- [STATED TASK] Find each line with the string "trois" and copy it.

[Saved entries]
>> Begin

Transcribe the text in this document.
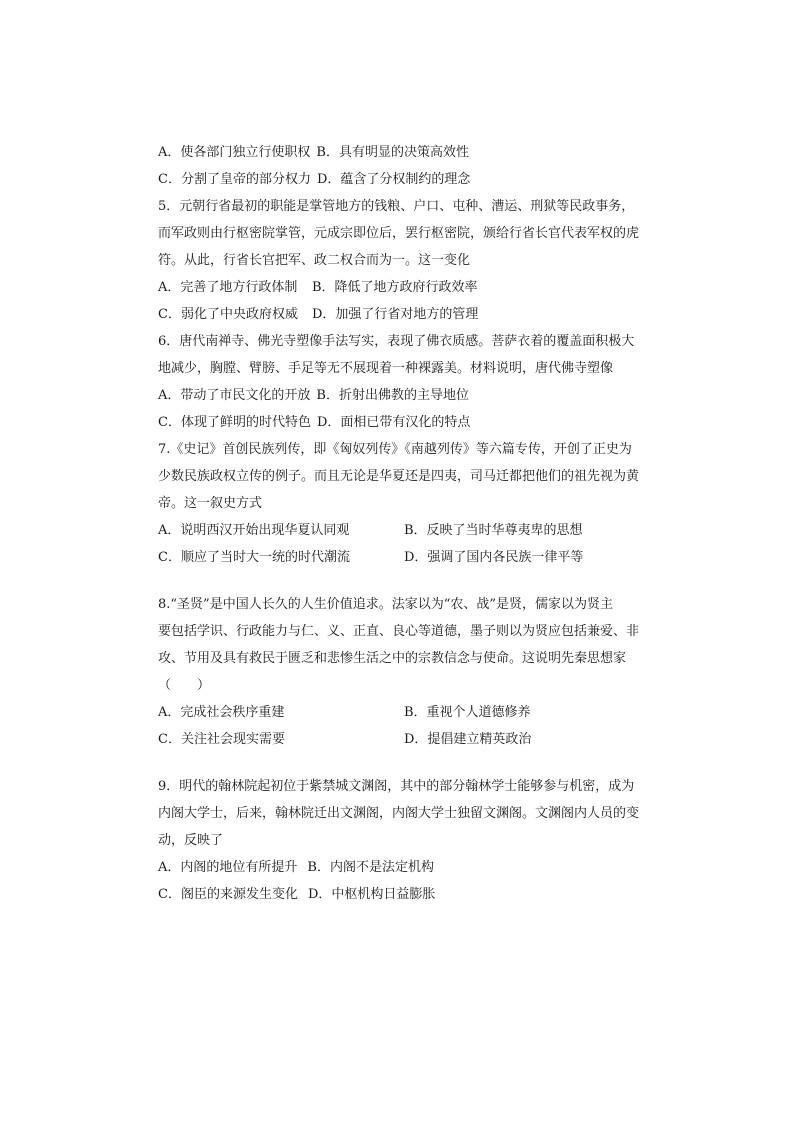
A．使各部门独立行使职权 B．具有明显的决策高效性
C．分割了皇帝的部分权力 D．蕴含了分权制约的理念
5．元朝行省最初的职能是掌管地方的钱粮、户口、屯种、漕运、刑狱等民政事务，
而军政则由行枢密院掌管，元成宗即位后，罢行枢密院，颁给行省长官代表军权的虎
符。从此，行省长官把军、政二权合而为一。这一变化
A．完善了地方行政体制	B．降低了地方政府行政效率
C．弱化了中央政府权威	D．加强了行省对地方的管理
6．唐代南禅寺、佛光寺塑像手法写实，表现了佛衣质感。菩萨衣着的覆盖面积极大
地减少，胸膛、臂膀、手足等无不展现着一种裸露美。材料说明，唐代佛寺塑像
A．带动了市民文化的开放 B．折射出佛教的主导地位
C．体现了鲜明的时代特色 D．面相已带有汉化的特点
7.《史记》首创民族列传，即《匈奴列传》《南越列传》等六篇专传，开创了正史为
少数民族政权立传的例子。而且无论是华夏还是四夷，司马迁都把他们的祖先视为黄
帝。这一叙史方式
A．说明西汉开始出现华夏认同观	B．反映了当时华尊夷卑的思想
C．顺应了当时大一统的时代潮流	D．强调了国内各民族一律平等
8.“圣贤”是中国人长久的人生价值追求。法家以为“农、战”是贤，儒家以为贤主
要包括学识、行政能力与仁、义、正直、良心等道德，墨子则以为贤应包括兼爱、非
攻、节用及具有救民于匮乏和悲惨生活之中的宗教信念与使命。这说明先秦思想家
（　　）
A．完成社会秩序重建	B．重视个人道德修养
C．关注社会现实需要	D．提倡建立精英政治
9．明代的翰林院起初位于紫禁城文渊阁，其中的部分翰林学士能够参与机密，成为
内阁大学士，后来，翰林院迁出文渊阁，内阁大学士独留文渊阁。文渊阁内人员的变
动，反映了
A．内阁的地位有所提升 B．内阁不是法定机构
C．阁臣的来源发生变化 D．中枢机构日益膨胀
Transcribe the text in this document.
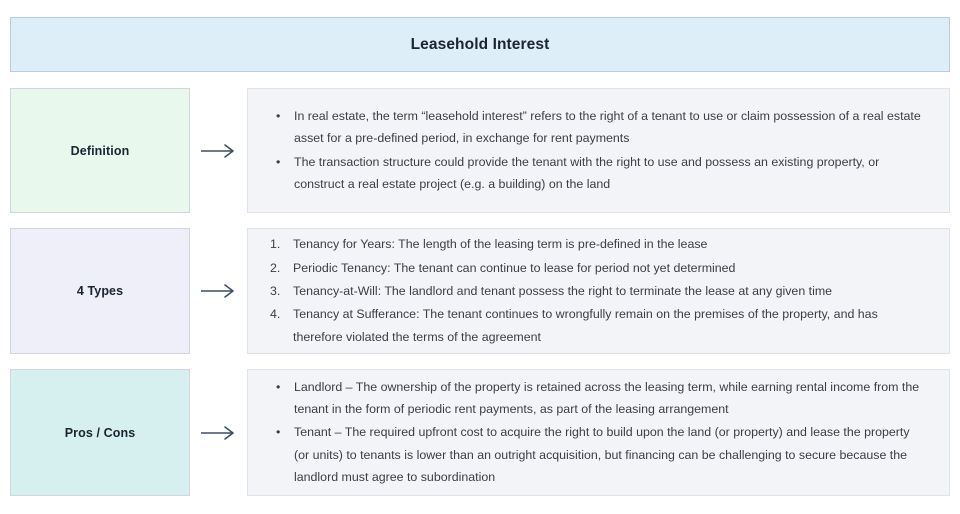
Leasehold Interest
Definition
• In real estate, the term “leasehold interest” refers to the right of a tenant to use or claim possession of a real estate asset for a pre-defined period, in exchange for rent payments
• The transaction structure could provide the tenant with the right to use and possess an existing property, or construct a real estate project (e.g. a building) on the land
4 Types
1. Tenancy for Years: The length of the leasing term is pre-defined in the lease
2. Periodic Tenancy: The tenant can continue to lease for period not yet determined
3. Tenancy-at-Will: The landlord and tenant possess the right to terminate the lease at any given time
4. Tenancy at Sufferance: The tenant continues to wrongfully remain on the premises of the property, and has therefore violated the terms of the agreement
Pros / Cons
• Landlord – The ownership of the property is retained across the leasing term, while earning rental income from the tenant in the form of periodic rent payments, as part of the leasing arrangement
• Tenant – The required upfront cost to acquire the right to build upon the land (or property) and lease the property (or units) to tenants is lower than an outright acquisition, but financing can be challenging to secure because the landlord must agree to subordination
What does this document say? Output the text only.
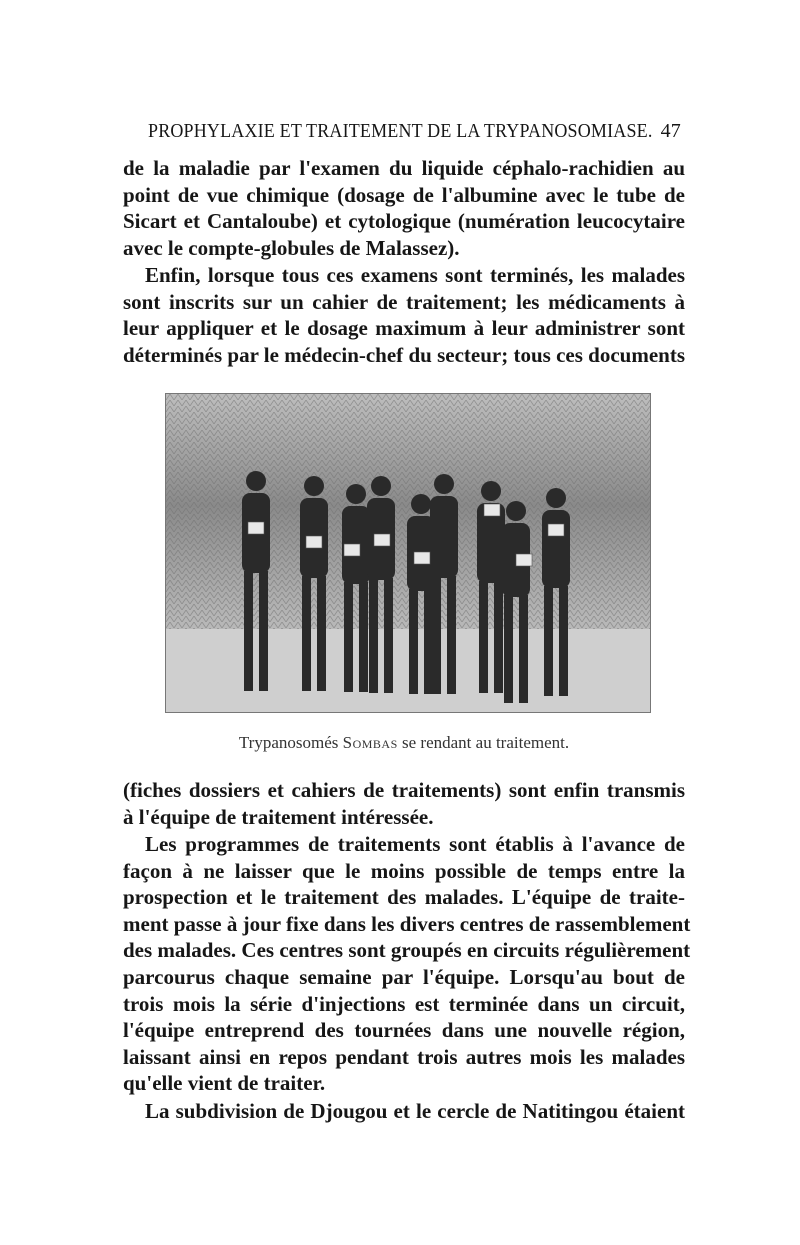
PROPHYLAXIE ET TRAITEMENT DE LA TRYPANOSOMIASE. 47
de la maladie par l'examen du liquide céphalo-rachidien au
point de vue chimique (dosage de l'albumine avec le tube de
Sicart et Cantaloube) et cytologique (numération leucocytaire
avec le compte-globules de Malassez).
Enfin, lorsque tous ces examens sont terminés, les malades
sont inscrits sur un cahier de traitement; les médicaments à
leur appliquer et le dosage maximum à leur administrer sont
déterminés par le médecin-chef du secteur; tous ces documents
Trypanosomés Sombas se rendant au traitement.
(fiches dossiers et cahiers de traitements) sont enfin transmis
à l'équipe de traitement intéressée.
Les programmes de traitements sont établis à l'avance de
façon à ne laisser que le moins possible de temps entre la
prospection et le traitement des malades. L'équipe de traite-
ment passe à jour fixe dans les divers centres de rassemblement
des malades. Ces centres sont groupés en circuits régulièrement
parcourus chaque semaine par l'équipe. Lorsqu'au bout de
trois mois la série d'injections est terminée dans un circuit,
l'équipe entreprend des tournées dans une nouvelle région,
laissant ainsi en repos pendant trois autres mois les malades
qu'elle vient de traiter.
La subdivision de Djougou et le cercle de Natitingou étaient
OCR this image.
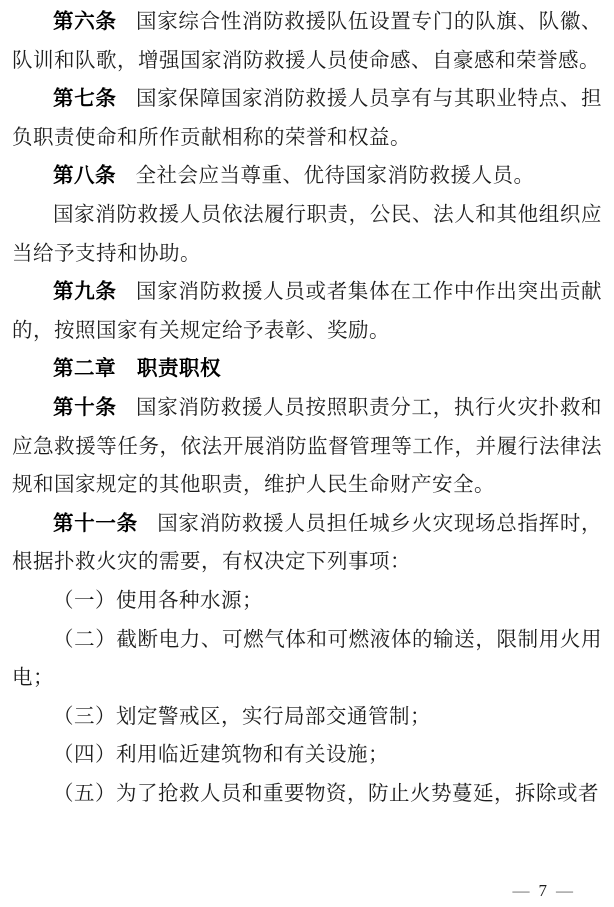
第六条 国家综合性消防救援队伍设置专门的队旗、队徽、队训和队歌，增强国家消防救援人员使命感、自豪感和荣誉感。

第七条 国家保障国家消防救援人员享有与其职业特点、担负职责使命和所作贡献相称的荣誉和权益。

第八条 全社会应当尊重、优待国家消防救援人员。

国家消防救援人员依法履行职责，公民、法人和其他组织应当给予支持和协助。

第九条 国家消防救援人员或者集体在工作中作出突出贡献的，按照国家有关规定给予表彰、奖励。

第二章　职责职权

第十条 国家消防救援人员按照职责分工，执行火灾扑救和应急救援等任务，依法开展消防监督管理等工作，并履行法律法规和国家规定的其他职责，维护人民生命财产安全。

第十一条 国家消防救援人员担任城乡火灾现场总指挥时，根据扑救火灾的需要，有权决定下列事项：

（一）使用各种水源；

（二）截断电力、可燃气体和可燃液体的输送，限制用火用电；

（三）划定警戒区，实行局部交通管制；

（四）利用临近建筑物和有关设施；

（五）为了抢救人员和重要物资，防止火势蔓延，拆除或者

— 7 —
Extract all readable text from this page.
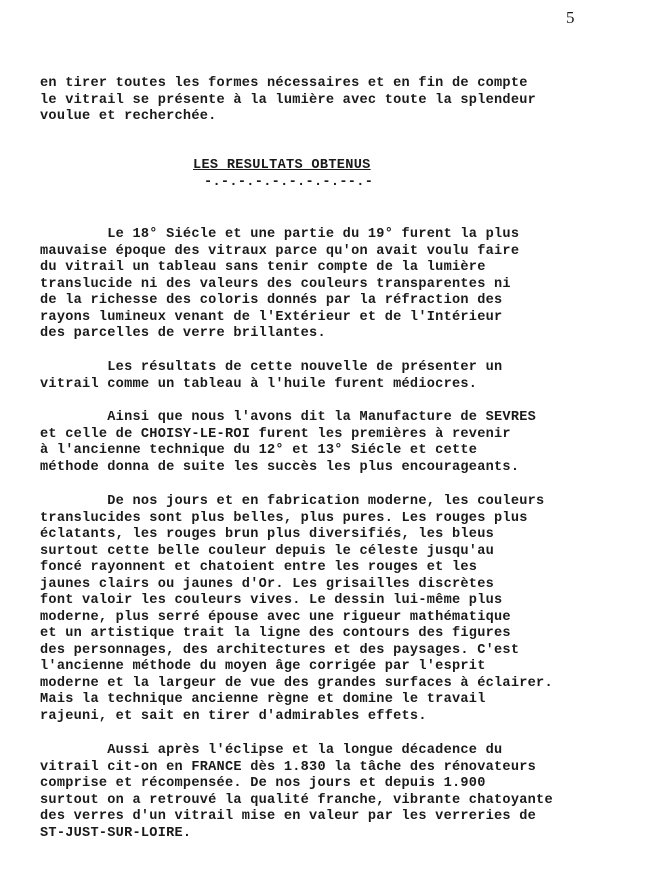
5
en tirer toutes les formes nécessaires et en fin de compte
le vitrail se présente à la lumière avec toute la splendeur
voulue et recherchée.
LES RESULTATS OBTENUS
-.-.-.-.-.-.-.-.--.-
Le 18° Siécle et une partie du 19° furent la plus
mauvaise époque des vitraux parce qu'on avait voulu faire
du vitrail un tableau sans tenir compte de la lumière
translucide ni des valeurs des couleurs transparentes ni
de la richesse des coloris donnés par la réfraction des
rayons lumineux venant de l'Extérieur et de l'Intérieur
des parcelles de verre brillantes.
Les résultats de cette nouvelle de présenter un
vitrail comme un tableau à l'huile furent médiocres.
Ainsi que nous l'avons dit la Manufacture de SEVRES
et celle de CHOISY-LE-ROI furent les premières à revenir
à l'ancienne technique du 12° et 13° Siécle et cette
méthode donna de suite les succès les plus encourageants.
De nos jours et en fabrication moderne, les couleurs
translucides sont plus belles, plus pures. Les rouges plus
éclatants, les rouges brun plus diversifiés, les bleus
surtout cette belle couleur depuis le céleste jusqu'au
foncé rayonnent et chatoient entre les rouges et les
jaunes clairs ou jaunes d'Or. Les grisailles discrètes
font valoir les couleurs vives. Le dessin lui-même plus
moderne, plus serré épouse avec une rigueur mathématique
et un artistique trait la ligne des contours des figures
des personnages, des architectures et des paysages. C'est
l'ancienne méthode du moyen âge corrigée par l'esprit
moderne et la largeur de vue des grandes surfaces à éclairer.
Mais la technique ancienne règne et domine le travail
rajeuni, et sait en tirer d'admirables effets.
Aussi après l'éclipse et la longue décadence du
vitrail cit-on en FRANCE dès 1.830 la tâche des rénovateurs
comprise et récompensée. De nos jours et depuis 1.900
surtout on a retrouvé la qualité franche, vibrante chatoyante
des verres d'un vitrail mise en valeur par les verreries de
ST-JUST-SUR-LOIRE.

>> End

- [REPLY]
trois mois la série d'injections est terminée dans un circuit,
laissant ainsi en repos pendant trois autres mois les malades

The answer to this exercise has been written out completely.